*Rows*:
· · ·

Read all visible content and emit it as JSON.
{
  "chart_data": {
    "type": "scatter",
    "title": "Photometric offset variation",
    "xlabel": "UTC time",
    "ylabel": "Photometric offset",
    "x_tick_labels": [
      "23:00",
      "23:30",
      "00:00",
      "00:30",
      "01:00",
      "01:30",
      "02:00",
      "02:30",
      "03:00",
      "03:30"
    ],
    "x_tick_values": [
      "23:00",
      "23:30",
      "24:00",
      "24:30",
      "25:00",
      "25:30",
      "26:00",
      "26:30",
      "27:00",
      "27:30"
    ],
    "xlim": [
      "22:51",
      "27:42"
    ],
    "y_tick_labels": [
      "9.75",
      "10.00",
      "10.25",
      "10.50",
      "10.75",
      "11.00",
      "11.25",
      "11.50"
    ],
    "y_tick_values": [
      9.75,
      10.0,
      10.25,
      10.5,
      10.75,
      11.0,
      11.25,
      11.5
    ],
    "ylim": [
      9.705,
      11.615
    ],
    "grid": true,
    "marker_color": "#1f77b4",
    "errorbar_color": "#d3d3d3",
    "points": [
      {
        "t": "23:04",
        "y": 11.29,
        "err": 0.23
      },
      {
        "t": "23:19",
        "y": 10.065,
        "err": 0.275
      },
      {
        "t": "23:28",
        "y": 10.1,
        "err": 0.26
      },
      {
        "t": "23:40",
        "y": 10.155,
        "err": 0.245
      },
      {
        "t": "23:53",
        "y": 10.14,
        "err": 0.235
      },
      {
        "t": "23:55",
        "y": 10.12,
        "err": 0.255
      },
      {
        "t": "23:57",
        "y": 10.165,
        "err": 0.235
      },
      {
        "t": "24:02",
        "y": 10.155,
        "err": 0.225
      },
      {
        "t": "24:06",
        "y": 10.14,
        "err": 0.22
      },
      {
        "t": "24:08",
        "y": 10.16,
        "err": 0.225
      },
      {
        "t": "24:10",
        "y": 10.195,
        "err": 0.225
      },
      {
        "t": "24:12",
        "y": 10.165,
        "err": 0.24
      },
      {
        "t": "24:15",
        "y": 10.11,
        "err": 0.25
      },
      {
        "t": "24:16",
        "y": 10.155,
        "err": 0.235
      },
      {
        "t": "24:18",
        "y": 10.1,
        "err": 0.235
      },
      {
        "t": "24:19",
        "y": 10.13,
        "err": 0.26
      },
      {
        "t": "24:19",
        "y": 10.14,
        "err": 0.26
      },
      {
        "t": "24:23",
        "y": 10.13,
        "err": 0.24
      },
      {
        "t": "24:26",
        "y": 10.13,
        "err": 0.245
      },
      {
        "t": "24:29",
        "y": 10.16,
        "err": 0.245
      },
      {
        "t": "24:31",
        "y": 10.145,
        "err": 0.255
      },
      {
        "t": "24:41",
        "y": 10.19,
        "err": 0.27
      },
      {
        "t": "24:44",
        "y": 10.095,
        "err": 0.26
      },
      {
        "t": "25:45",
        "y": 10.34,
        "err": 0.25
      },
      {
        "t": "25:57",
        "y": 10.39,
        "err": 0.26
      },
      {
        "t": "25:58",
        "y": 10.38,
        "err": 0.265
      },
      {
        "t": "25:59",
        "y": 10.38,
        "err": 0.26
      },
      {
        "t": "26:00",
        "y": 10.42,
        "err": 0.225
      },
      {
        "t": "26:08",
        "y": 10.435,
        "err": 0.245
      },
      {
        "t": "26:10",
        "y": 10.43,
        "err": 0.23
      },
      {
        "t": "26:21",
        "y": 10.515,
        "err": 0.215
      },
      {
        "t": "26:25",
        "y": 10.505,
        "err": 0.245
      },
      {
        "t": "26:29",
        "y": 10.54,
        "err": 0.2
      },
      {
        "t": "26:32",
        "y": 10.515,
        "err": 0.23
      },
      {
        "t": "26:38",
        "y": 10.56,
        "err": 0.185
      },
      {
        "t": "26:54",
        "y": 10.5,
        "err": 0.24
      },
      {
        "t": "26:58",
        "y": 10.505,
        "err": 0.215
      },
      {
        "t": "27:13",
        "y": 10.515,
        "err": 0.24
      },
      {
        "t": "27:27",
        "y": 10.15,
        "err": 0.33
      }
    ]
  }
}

· · ·

Single out each line of the records above with the string "Photometric" in it, and copy it.

*Exercise solution*:
    "title": "Photometric offset variation",
    "ylabel": "Photometric offset",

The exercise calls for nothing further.